SET EXERCISE:
In the listing below, find every line with the string "JSON" and pull it out.

DATA PROVIDED:
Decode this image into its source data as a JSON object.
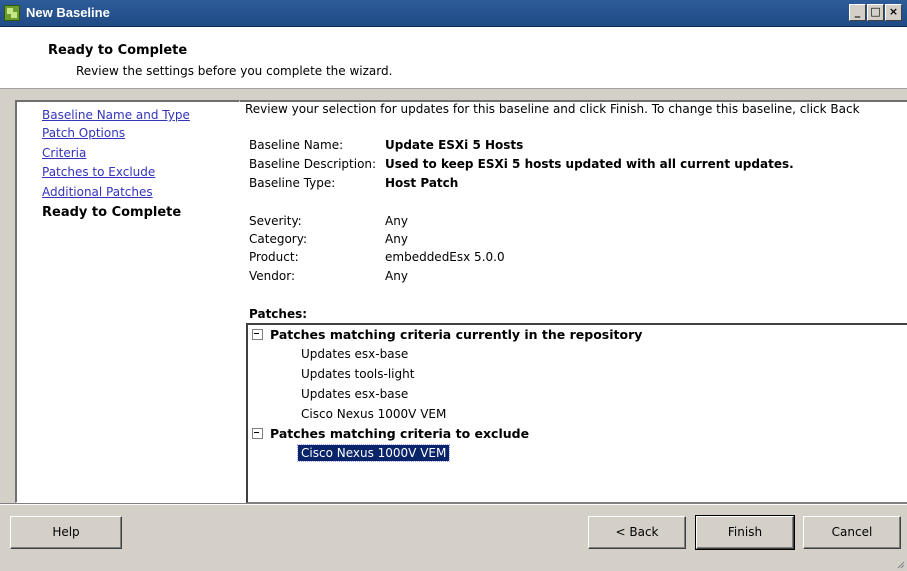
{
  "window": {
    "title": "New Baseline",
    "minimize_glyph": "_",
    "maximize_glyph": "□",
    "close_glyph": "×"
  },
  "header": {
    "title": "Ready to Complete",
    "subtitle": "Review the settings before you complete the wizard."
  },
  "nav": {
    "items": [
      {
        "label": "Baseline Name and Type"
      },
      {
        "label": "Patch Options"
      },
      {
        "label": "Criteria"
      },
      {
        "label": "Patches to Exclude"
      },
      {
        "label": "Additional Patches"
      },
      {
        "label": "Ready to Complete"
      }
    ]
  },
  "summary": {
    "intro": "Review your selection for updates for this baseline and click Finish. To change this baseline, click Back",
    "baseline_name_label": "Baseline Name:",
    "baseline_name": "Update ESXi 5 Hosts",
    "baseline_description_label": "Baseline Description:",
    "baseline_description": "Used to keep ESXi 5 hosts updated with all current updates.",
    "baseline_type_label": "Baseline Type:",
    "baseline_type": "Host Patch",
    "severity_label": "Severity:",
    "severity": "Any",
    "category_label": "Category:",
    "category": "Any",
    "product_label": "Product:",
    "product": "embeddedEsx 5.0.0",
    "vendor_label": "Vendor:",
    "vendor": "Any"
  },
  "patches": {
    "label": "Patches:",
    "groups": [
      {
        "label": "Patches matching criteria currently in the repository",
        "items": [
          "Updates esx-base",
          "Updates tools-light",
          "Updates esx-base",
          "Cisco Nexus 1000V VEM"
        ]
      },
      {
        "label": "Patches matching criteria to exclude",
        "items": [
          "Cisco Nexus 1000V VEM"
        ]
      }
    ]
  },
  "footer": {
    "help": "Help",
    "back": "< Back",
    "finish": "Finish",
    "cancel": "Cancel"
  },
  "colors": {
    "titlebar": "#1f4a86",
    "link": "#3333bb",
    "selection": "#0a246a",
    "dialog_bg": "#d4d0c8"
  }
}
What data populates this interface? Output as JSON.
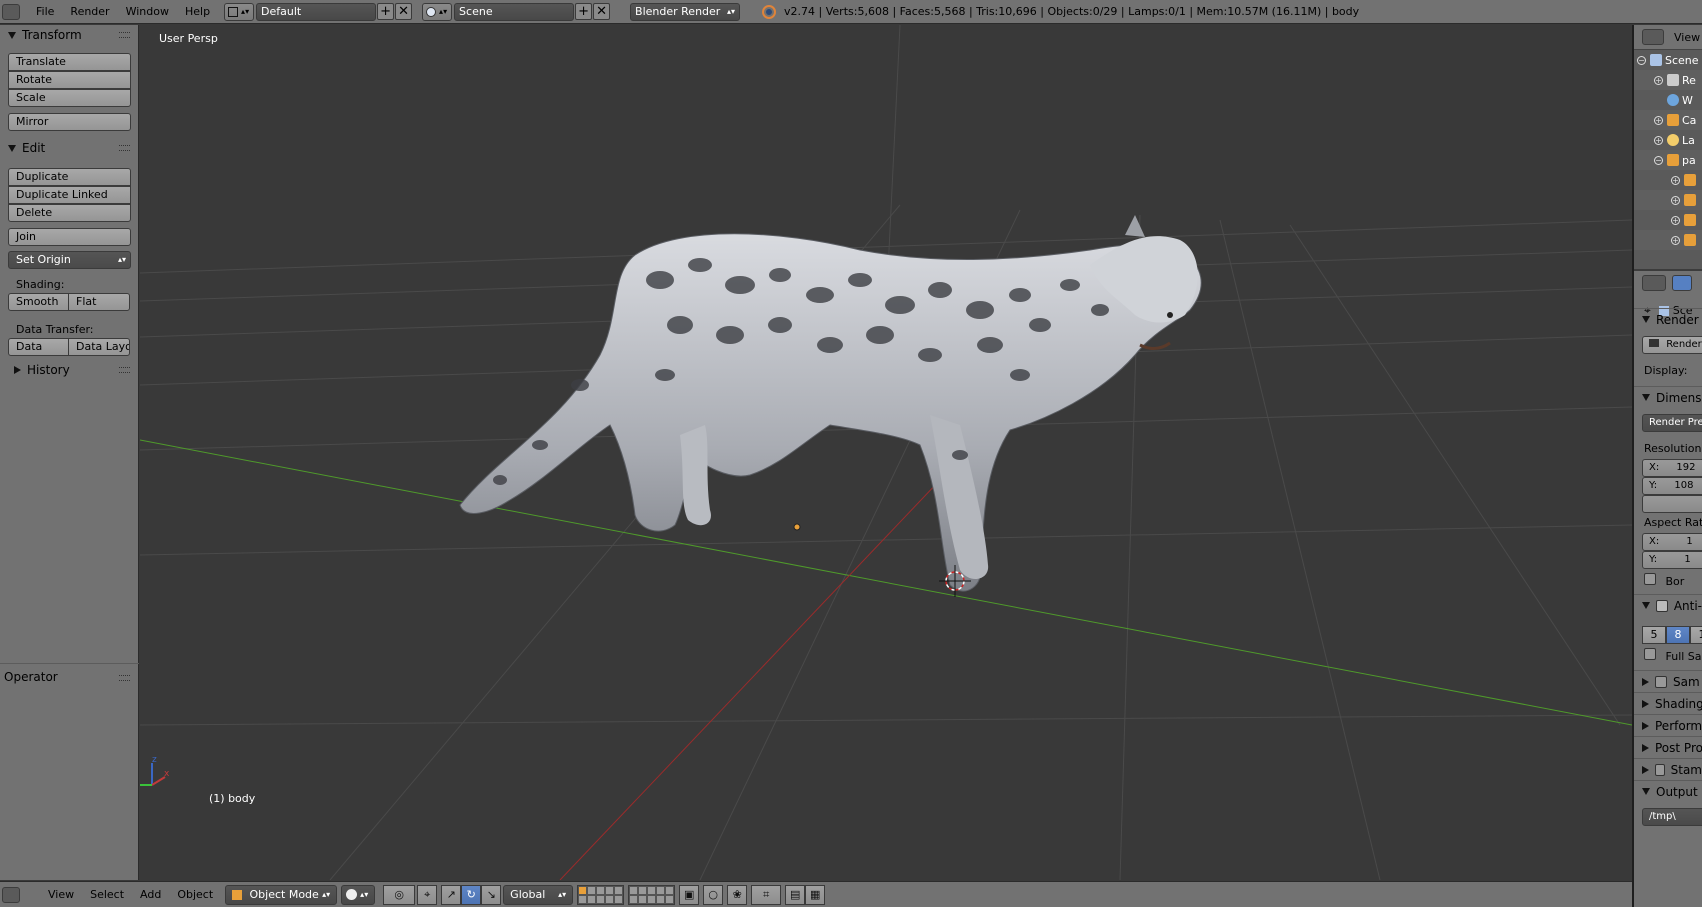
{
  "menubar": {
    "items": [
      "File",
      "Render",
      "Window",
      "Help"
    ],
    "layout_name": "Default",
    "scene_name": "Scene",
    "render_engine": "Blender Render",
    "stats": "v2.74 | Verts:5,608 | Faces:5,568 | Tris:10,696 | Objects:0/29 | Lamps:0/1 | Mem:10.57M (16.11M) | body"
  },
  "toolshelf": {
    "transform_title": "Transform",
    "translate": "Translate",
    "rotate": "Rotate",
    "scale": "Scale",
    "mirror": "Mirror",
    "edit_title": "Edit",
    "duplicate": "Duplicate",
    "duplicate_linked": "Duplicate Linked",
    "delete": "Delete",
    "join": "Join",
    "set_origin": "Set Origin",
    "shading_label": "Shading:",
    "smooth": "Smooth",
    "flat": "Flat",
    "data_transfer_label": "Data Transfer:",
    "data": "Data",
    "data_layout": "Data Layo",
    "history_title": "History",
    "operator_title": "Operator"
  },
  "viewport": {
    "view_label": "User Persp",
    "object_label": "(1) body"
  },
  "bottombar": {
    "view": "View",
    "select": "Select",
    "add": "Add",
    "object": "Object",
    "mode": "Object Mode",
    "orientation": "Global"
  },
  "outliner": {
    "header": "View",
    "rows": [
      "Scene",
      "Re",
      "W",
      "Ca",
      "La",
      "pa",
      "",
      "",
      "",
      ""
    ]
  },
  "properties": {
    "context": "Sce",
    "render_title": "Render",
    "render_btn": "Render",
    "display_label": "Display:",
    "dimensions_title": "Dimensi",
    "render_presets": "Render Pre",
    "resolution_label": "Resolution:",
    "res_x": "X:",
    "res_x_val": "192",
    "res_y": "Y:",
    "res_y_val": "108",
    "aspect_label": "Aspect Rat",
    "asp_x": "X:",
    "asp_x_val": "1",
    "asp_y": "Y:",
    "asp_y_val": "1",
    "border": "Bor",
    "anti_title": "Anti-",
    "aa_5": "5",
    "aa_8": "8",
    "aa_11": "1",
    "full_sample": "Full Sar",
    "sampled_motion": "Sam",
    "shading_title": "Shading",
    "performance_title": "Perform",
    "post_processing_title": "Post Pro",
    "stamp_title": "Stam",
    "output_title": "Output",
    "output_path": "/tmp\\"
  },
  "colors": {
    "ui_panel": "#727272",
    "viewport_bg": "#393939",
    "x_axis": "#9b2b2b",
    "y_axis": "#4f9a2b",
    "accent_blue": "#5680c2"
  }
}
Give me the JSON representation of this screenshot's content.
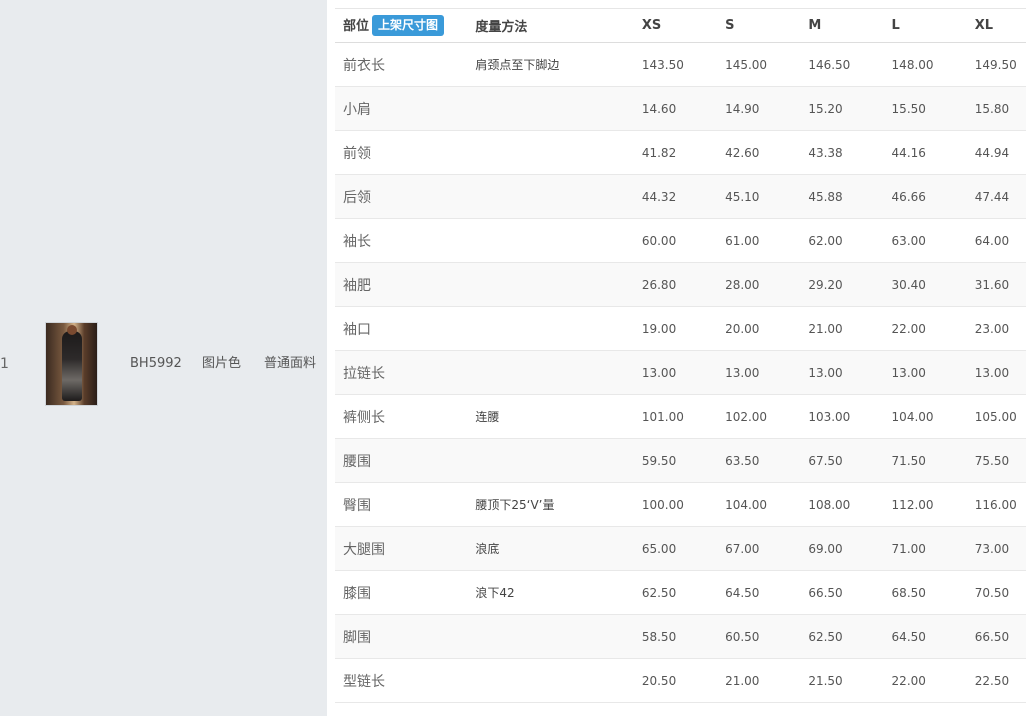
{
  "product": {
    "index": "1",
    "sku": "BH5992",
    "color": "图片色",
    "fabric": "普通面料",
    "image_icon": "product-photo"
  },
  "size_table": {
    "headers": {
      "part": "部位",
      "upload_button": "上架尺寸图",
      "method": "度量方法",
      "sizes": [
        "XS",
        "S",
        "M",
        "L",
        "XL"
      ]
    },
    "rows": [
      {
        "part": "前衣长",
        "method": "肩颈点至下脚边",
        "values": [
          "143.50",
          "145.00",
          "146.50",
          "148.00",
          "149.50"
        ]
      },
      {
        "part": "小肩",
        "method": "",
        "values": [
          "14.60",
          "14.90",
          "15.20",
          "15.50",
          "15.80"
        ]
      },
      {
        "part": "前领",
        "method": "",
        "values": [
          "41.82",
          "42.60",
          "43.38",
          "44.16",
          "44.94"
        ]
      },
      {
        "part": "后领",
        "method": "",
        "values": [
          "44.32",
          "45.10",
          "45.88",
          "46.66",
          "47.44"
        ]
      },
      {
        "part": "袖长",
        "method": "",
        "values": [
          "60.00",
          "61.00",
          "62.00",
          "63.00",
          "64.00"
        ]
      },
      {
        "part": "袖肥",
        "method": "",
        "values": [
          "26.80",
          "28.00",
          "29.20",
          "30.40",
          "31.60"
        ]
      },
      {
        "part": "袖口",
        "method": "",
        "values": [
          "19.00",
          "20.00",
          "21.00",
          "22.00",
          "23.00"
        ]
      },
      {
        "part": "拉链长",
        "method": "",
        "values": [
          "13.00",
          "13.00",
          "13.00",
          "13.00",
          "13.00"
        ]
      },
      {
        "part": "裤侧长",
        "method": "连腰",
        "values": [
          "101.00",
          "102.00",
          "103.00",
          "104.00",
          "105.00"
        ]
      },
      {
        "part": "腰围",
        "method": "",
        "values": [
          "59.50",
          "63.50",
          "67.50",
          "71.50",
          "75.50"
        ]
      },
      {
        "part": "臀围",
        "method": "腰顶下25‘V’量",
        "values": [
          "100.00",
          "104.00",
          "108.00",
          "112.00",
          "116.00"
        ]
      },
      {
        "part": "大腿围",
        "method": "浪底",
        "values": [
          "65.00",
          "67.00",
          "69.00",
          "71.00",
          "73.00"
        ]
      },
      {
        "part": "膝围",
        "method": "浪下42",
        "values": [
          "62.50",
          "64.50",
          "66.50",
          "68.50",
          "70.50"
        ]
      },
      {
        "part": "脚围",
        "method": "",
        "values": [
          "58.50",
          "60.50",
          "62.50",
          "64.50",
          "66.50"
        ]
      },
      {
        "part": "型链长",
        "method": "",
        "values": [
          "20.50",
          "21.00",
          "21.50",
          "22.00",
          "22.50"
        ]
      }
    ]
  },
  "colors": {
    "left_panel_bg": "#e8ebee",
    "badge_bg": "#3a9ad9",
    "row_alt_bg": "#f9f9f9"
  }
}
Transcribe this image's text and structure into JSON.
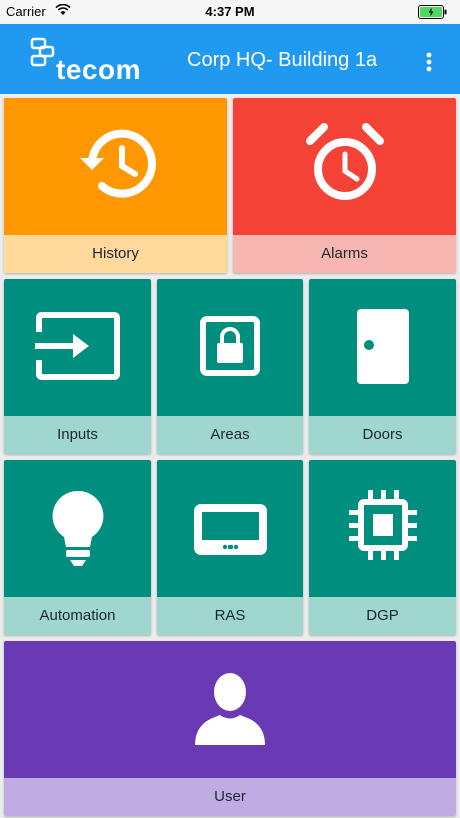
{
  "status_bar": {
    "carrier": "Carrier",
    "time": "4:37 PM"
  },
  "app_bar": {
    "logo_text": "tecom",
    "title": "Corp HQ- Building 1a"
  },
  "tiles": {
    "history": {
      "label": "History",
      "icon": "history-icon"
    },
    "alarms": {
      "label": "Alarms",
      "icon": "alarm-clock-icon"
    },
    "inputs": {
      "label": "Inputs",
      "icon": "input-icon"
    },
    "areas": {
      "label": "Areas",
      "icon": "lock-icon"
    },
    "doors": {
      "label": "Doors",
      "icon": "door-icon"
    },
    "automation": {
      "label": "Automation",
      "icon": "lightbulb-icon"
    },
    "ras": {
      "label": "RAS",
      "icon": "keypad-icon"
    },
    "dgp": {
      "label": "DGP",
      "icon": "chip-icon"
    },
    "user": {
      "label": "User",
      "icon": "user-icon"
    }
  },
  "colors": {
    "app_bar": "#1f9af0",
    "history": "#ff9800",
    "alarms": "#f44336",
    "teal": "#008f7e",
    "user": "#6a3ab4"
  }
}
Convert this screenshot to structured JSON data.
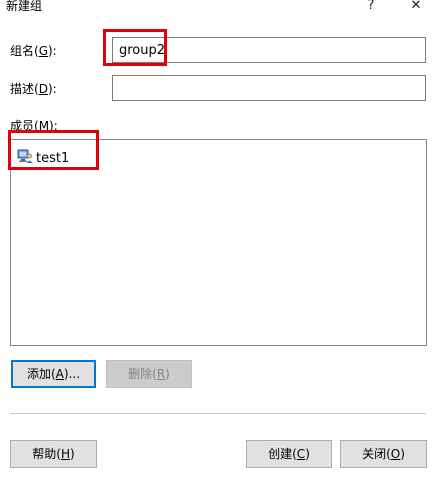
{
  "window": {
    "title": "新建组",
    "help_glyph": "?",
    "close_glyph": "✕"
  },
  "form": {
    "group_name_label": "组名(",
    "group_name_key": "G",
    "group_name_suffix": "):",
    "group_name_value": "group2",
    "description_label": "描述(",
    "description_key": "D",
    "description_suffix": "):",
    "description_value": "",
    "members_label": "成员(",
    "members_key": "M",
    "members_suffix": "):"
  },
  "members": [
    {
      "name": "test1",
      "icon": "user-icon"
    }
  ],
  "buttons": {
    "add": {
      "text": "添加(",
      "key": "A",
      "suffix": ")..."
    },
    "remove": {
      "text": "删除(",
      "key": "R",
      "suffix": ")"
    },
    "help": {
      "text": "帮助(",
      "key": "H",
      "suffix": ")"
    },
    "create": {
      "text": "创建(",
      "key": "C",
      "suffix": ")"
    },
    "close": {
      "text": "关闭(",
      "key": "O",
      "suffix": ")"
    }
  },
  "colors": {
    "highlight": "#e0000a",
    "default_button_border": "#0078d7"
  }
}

ANSWER:
Decode this image into its source data as a JSON object.
What data populates this interface? Output as JSON.
Give me the JSON representation of this screenshot's content.
Transcribe this image's text and structure into JSON.
Convert this screenshot to structured JSON data.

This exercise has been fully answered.